Given instruction
Every entry that follows should be repeated exactly; drop the images.

++++++++++++++++++++

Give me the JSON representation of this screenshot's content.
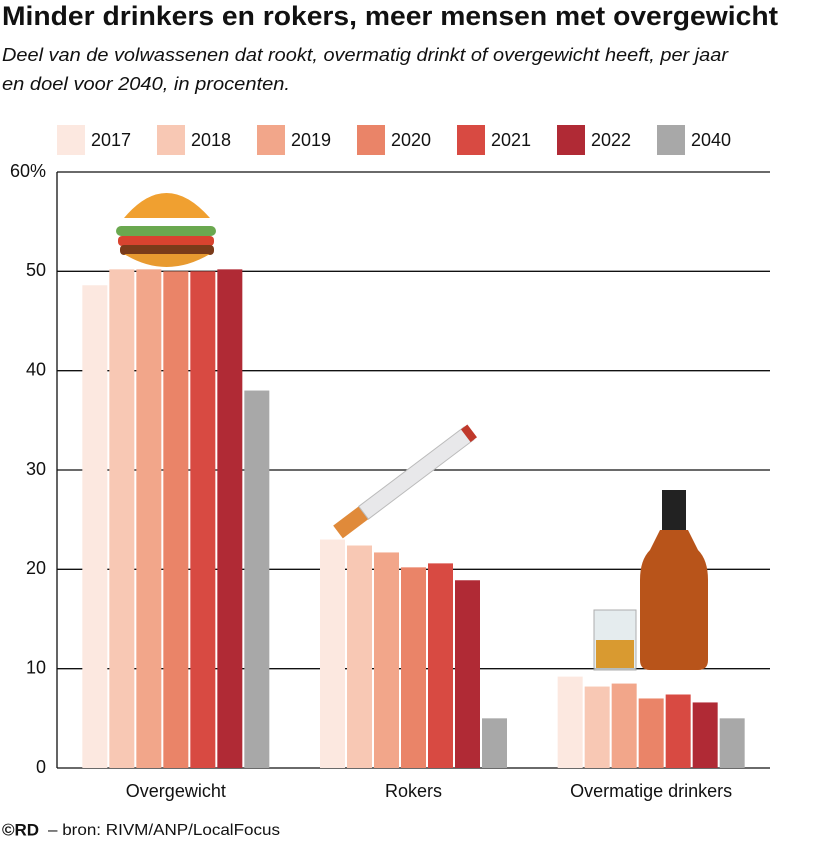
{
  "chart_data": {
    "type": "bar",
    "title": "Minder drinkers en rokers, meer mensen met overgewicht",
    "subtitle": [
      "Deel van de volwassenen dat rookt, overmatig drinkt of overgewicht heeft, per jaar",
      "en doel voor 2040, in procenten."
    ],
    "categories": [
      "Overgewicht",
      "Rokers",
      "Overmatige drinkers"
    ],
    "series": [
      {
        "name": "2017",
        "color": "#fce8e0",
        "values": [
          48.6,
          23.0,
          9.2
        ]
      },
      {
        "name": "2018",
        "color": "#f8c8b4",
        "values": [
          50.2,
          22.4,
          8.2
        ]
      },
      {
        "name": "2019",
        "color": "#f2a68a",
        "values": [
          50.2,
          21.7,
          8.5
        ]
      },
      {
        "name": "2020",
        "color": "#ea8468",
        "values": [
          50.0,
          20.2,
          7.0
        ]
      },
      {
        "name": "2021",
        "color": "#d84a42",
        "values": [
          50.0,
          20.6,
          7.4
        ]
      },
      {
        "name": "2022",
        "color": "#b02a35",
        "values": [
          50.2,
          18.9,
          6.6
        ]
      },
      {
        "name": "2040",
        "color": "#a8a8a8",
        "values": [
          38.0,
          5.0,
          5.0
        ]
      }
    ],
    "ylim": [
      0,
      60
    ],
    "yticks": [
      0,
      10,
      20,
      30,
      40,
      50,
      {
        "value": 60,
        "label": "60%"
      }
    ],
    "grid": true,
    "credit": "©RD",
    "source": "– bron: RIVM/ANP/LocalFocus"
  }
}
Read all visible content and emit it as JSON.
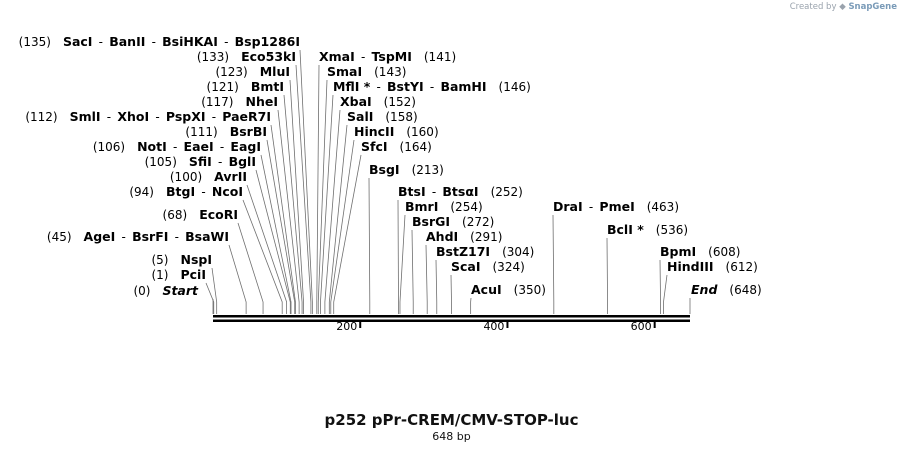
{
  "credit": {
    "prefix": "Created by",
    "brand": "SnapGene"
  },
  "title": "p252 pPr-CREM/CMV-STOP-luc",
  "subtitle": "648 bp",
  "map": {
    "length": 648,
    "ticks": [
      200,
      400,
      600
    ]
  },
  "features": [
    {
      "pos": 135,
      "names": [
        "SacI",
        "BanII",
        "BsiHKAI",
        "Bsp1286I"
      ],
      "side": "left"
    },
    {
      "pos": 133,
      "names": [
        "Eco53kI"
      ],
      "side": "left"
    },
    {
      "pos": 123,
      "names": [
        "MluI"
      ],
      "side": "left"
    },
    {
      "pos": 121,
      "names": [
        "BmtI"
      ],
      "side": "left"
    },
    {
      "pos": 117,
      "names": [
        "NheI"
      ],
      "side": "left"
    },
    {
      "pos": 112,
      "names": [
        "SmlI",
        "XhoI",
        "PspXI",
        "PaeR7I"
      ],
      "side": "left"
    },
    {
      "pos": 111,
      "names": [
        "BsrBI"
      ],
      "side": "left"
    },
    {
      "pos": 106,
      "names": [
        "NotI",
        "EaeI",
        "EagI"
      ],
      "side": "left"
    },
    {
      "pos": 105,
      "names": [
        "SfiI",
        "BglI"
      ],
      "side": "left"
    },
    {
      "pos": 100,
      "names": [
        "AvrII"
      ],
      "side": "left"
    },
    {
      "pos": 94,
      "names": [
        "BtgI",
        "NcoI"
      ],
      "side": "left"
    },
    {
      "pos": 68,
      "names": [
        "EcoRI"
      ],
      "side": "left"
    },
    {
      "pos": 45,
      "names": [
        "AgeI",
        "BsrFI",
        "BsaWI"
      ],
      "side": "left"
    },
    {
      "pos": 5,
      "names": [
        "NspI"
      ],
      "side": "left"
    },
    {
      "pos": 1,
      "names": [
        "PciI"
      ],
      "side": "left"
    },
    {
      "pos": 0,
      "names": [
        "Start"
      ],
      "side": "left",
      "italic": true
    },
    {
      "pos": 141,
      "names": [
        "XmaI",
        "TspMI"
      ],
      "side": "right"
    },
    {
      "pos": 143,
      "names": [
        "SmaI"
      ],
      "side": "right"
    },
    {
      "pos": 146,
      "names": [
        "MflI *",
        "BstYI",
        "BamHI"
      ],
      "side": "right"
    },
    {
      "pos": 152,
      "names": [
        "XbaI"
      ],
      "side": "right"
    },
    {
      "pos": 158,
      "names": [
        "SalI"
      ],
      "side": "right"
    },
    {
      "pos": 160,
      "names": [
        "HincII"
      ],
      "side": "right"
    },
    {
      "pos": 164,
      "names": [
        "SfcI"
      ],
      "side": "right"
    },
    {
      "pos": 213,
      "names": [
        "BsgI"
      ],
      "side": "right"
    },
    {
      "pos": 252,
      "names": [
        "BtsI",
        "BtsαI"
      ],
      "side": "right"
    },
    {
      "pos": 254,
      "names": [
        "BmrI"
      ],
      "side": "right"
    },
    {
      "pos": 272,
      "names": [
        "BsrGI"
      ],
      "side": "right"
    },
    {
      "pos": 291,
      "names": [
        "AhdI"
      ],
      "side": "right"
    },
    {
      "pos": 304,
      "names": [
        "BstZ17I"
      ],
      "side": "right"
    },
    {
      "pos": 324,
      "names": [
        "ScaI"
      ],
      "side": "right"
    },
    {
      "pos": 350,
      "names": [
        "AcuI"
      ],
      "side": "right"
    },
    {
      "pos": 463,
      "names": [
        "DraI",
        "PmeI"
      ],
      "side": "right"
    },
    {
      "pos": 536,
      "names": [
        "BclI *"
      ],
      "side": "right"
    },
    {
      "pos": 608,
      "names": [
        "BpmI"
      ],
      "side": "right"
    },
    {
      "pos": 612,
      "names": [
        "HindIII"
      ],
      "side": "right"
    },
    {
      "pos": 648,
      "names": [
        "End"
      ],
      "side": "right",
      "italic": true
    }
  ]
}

++++++++++++++++++++

Finished exercise
Give me the JSON representation of this screenshot's content.
{
  "chart_data": {
    "type": "bar",
    "title": "Minder drinkers en rokers, meer mensen met overgewicht",
    "subtitle": [
      "Deel van de volwassenen dat rookt, overmatig drinkt of overgewicht heeft, per jaar",
      "en doel voor 2040, in procenten."
    ],
    "categories": [
      "Overgewicht",
      "Rokers",
      "Overmatige drinkers"
    ],
    "series": [
      {
        "name": "2017",
        "color": "#fce8e0",
        "values": [
          48.6,
          23.0,
          9.2
        ]
      },
      {
        "name": "2018",
        "color": "#f8c8b4",
        "values": [
          50.2,
          22.4,
          8.2
        ]
      },
      {
        "name": "2019",
        "color": "#f2a68a",
        "values": [
          50.2,
          21.7,
          8.5
        ]
      },
      {
        "name": "2020",
        "color": "#ea8468",
        "values": [
          50.0,
          20.2,
          7.0
        ]
      },
      {
        "name": "2021",
        "color": "#d84a42",
        "values": [
          50.0,
          20.6,
          7.4
        ]
      },
      {
        "name": "2022",
        "color": "#b02a35",
        "values": [
          50.2,
          18.9,
          6.6
        ]
      },
      {
        "name": "2040",
        "color": "#a8a8a8",
        "values": [
          38.0,
          5.0,
          5.0
        ]
      }
    ],
    "ylim": [
      0,
      60
    ],
    "yticks": [
      0,
      10,
      20,
      30,
      40,
      50,
      {
        "value": 60,
        "label": "60%"
      }
    ],
    "grid": true,
    "credit": "©RD",
    "source": "– bron: RIVM/ANP/LocalFocus"
  }
}
Read all visible content and emit it as JSON.
{
  "credit": {
    "prefix": "Created by",
    "brand": "SnapGene"
  },
  "title": "p252 pPr-CREM/CMV-STOP-luc",
  "subtitle": "648 bp",
  "map": {
    "length": 648,
    "ticks": [
      200,
      400,
      600
    ]
  },
  "features": [
    {
      "pos": 135,
      "names": [
        "SacI",
        "BanII",
        "BsiHKAI",
        "Bsp1286I"
      ],
      "side": "left"
    },
    {
      "pos": 133,
      "names": [
        "Eco53kI"
      ],
      "side": "left"
    },
    {
      "pos": 123,
      "names": [
        "MluI"
      ],
      "side": "left"
    },
    {
      "pos": 121,
      "names": [
        "BmtI"
      ],
      "side": "left"
    },
    {
      "pos": 117,
      "names": [
        "NheI"
      ],
      "side": "left"
    },
    {
      "pos": 112,
      "names": [
        "SmlI",
        "XhoI",
        "PspXI",
        "PaeR7I"
      ],
      "side": "left"
    },
    {
      "pos": 111,
      "names": [
        "BsrBI"
      ],
      "side": "left"
    },
    {
      "pos": 106,
      "names": [
        "NotI",
        "EaeI",
        "EagI"
      ],
      "side": "left"
    },
    {
      "pos": 105,
      "names": [
        "SfiI",
        "BglI"
      ],
      "side": "left"
    },
    {
      "pos": 100,
      "names": [
        "AvrII"
      ],
      "side": "left"
    },
    {
      "pos": 94,
      "names": [
        "BtgI",
        "NcoI"
      ],
      "side": "left"
    },
    {
      "pos": 68,
      "names": [
        "EcoRI"
      ],
      "side": "left"
    },
    {
      "pos": 45,
      "names": [
        "AgeI",
        "BsrFI",
        "BsaWI"
      ],
      "side": "left"
    },
    {
      "pos": 5,
      "names": [
        "NspI"
      ],
      "side": "left"
    },
    {
      "pos": 1,
      "names": [
        "PciI"
      ],
      "side": "left"
    },
    {
      "pos": 0,
      "names": [
        "Start"
      ],
      "side": "left",
      "italic": true
    },
    {
      "pos": 141,
      "names": [
        "XmaI",
        "TspMI"
      ],
      "side": "right"
    },
    {
      "pos": 143,
      "names": [
        "SmaI"
      ],
      "side": "right"
    },
    {
      "pos": 146,
      "names": [
        "MflI *",
        "BstYI",
        "BamHI"
      ],
      "side": "right"
    },
    {
      "pos": 152,
      "names": [
        "XbaI"
      ],
      "side": "right"
    },
    {
      "pos": 158,
      "names": [
        "SalI"
      ],
      "side": "right"
    },
    {
      "pos": 160,
      "names": [
        "HincII"
      ],
      "side": "right"
    },
    {
      "pos": 164,
      "names": [
        "SfcI"
      ],
      "side": "right"
    },
    {
      "pos": 213,
      "names": [
        "BsgI"
      ],
      "side": "right"
    },
    {
      "pos": 252,
      "names": [
        "BtsI",
        "BtsαI"
      ],
      "side": "right"
    },
    {
      "pos": 254,
      "names": [
        "BmrI"
      ],
      "side": "right"
    },
    {
      "pos": 272,
      "names": [
        "BsrGI"
      ],
      "side": "right"
    },
    {
      "pos": 291,
      "names": [
        "AhdI"
      ],
      "side": "right"
    },
    {
      "pos": 304,
      "names": [
        "BstZ17I"
      ],
      "side": "right"
    },
    {
      "pos": 324,
      "names": [
        "ScaI"
      ],
      "side": "right"
    },
    {
      "pos": 350,
      "names": [
        "AcuI"
      ],
      "side": "right"
    },
    {
      "pos": 463,
      "names": [
        "DraI",
        "PmeI"
      ],
      "side": "right"
    },
    {
      "pos": 536,
      "names": [
        "BclI *"
      ],
      "side": "right"
    },
    {
      "pos": 608,
      "names": [
        "BpmI"
      ],
      "side": "right"
    },
    {
      "pos": 612,
      "names": [
        "HindIII"
      ],
      "side": "right"
    },
    {
      "pos": 648,
      "names": [
        "End"
      ],
      "side": "right",
      "italic": true
    }
  ]
}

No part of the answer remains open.